The problem - Leaving out the pictures, transcribe all of the records faithfully.

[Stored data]
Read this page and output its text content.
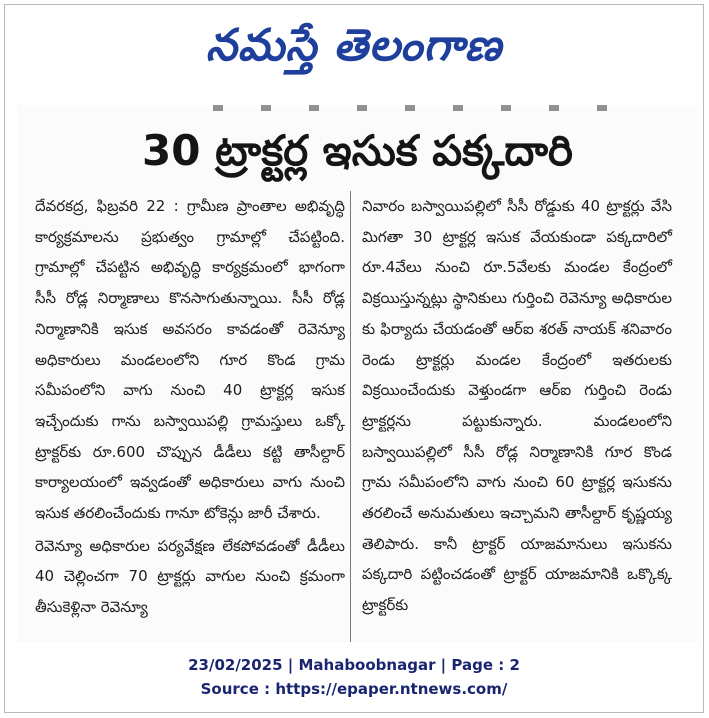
నమస్తే తెలంగాణ
30 ట్రాక్టర్ల ఇసుక పక్కదారి

దేవరకద్ర, ఫిబ్రవరి 22 : గ్రామీణ ప్రాంతాల అభివృద్ధి కార్యక్రమాలను ప్రభుత్వం గ్రామాల్లో చేపట్టింది. గ్రామాల్లో చేపట్టిన అభివృద్ధి కార్యక్రమంలో భాగంగా సీసీ రోడ్ల నిర్మాణాలు కొనసాగుతున్నాయి. సీసీ రోడ్ల నిర్మాణానికి ఇసుక అవసరం కావడంతో రెవెన్యూ అధికారులు మండలంలోని గూర కొండ గ్రామ సమీపంలోని వాగు నుంచి 40 ట్రాక్టర్ల ఇసుక ఇచ్చేందుకు గాను బస్వాయిపల్లి గ్రామస్తులు ఒక్కో ట్రాక్టర్‌కు రూ.600 చొప్పున డీడీలు కట్టి తాసీల్దార్ కార్యాలయంలో ఇవ్వడంతో అధికారులు వాగు నుంచి ఇసుక తరలించేందుకు గానూ టోకెన్లు జారీ చేశారు.

రెవెన్యూ అధికారుల పర్యవేక్షణ లేకపోవడంతో డీడీలు 40 చెల్లించగా 70 ట్రాక్టర్లు వాగుల నుంచి క్రమంగా తీసుకెళ్లినా రెవెన్యూ

నివారం బస్వాయిపల్లిలో సీసీ రోడ్డుకు 40 ట్రాక్టర్లు వేసి మిగతా 30 ట్రాక్టర్ల ఇసుక వేయకుండా పక్కదారిలో రూ.4వేలు నుంచి రూ.5వేలకు మండల కేంద్రంలో విక్రయిస్తున్నట్లు స్థానికులు గుర్తించి రెవెన్యూ అధికారుల కు ఫిర్యాదు చేయడంతో ఆర్ఐ శరత్ నాయక్ శనివారం రెండు ట్రాక్టర్లు మండల కేంద్రంలో ఇతరులకు విక్రయించేందుకు వెళ్తుండగా ఆర్ఐ గుర్తించి రెండు ట్రాక్టర్లను పట్టుకున్నారు. మండలంలోని బస్వాయిపల్లిలో సీసీ రోడ్ల నిర్మాణానికి గూర కొండ గ్రామ సమీపంలోని వాగు నుంచి 60 ట్రాక్టర్ల ఇసుకను తరలించే అనుమతులు ఇచ్చామని తాసీల్దార్ కృష్ణయ్య తెలిపారు. కానీ ట్రాక్టర్ యాజమానులు ఇసుకను పక్కదారి పట్టించడంతో ట్రాక్టర్ యాజమానికి ఒక్కొక్క ట్రాక్టర్‌కు

23/02/2025 | Mahaboobnagar | Page : 2
Source : https://epaper.ntnews.com/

Result for this task -
Read this page and output its text content.
నమస్తే తెలంగాణ
30 ట్రాక్టర్ల ఇసుక పక్కదారి

దేవరకద్ర, ఫిబ్రవరి 22 : గ్రామీణ ప్రాంతాల అభివృద్ధి కార్యక్రమాలను ప్రభుత్వం గ్రామాల్లో చేపట్టింది. గ్రామాల్లో చేపట్టిన అభివృద్ధి కార్యక్రమంలో భాగంగా సీసీ రోడ్ల నిర్మాణాలు కొనసాగుతున్నాయి. సీసీ రోడ్ల నిర్మాణానికి ఇసుక అవసరం కావడంతో రెవెన్యూ అధికారులు మండలంలోని గూర కొండ గ్రామ సమీపంలోని వాగు నుంచి 40 ట్రాక్టర్ల ఇసుక ఇచ్చేందుకు గాను బస్వాయిపల్లి గ్రామస్తులు ఒక్కో ట్రాక్టర్‌కు రూ.600 చొప్పున డీడీలు కట్టి తాసీల్దార్ కార్యాలయంలో ఇవ్వడంతో అధికారులు వాగు నుంచి ఇసుక తరలించేందుకు గానూ టోకెన్లు జారీ చేశారు.

రెవెన్యూ అధికారుల పర్యవేక్షణ లేకపోవడంతో డీడీలు 40 చెల్లించగా 70 ట్రాక్టర్లు వాగుల నుంచి క్రమంగా తీసుకెళ్లినా రెవెన్యూ

నివారం బస్వాయిపల్లిలో సీసీ రోడ్డుకు 40 ట్రాక్టర్లు వేసి మిగతా 30 ట్రాక్టర్ల ఇసుక వేయకుండా పక్కదారిలో రూ.4వేలు నుంచి రూ.5వేలకు మండల కేంద్రంలో విక్రయిస్తున్నట్లు స్థానికులు గుర్తించి రెవెన్యూ అధికారుల కు ఫిర్యాదు చేయడంతో ఆర్ఐ శరత్ నాయక్ శనివారం రెండు ట్రాక్టర్లు మండల కేంద్రంలో ఇతరులకు విక్రయించేందుకు వెళ్తుండగా ఆర్ఐ గుర్తించి రెండు ట్రాక్టర్లను పట్టుకున్నారు. మండలంలోని బస్వాయిపల్లిలో సీసీ రోడ్ల నిర్మాణానికి గూర కొండ గ్రామ సమీపంలోని వాగు నుంచి 60 ట్రాక్టర్ల ఇసుకను తరలించే అనుమతులు ఇచ్చామని తాసీల్దార్ కృష్ణయ్య తెలిపారు. కానీ ట్రాక్టర్ యాజమానులు ఇసుకను పక్కదారి పట్టించడంతో ట్రాక్టర్ యాజమానికి ఒక్కొక్క ట్రాక్టర్‌కు

23/02/2025 | Mahaboobnagar | Page : 2
Source : https://epaper.ntnews.com/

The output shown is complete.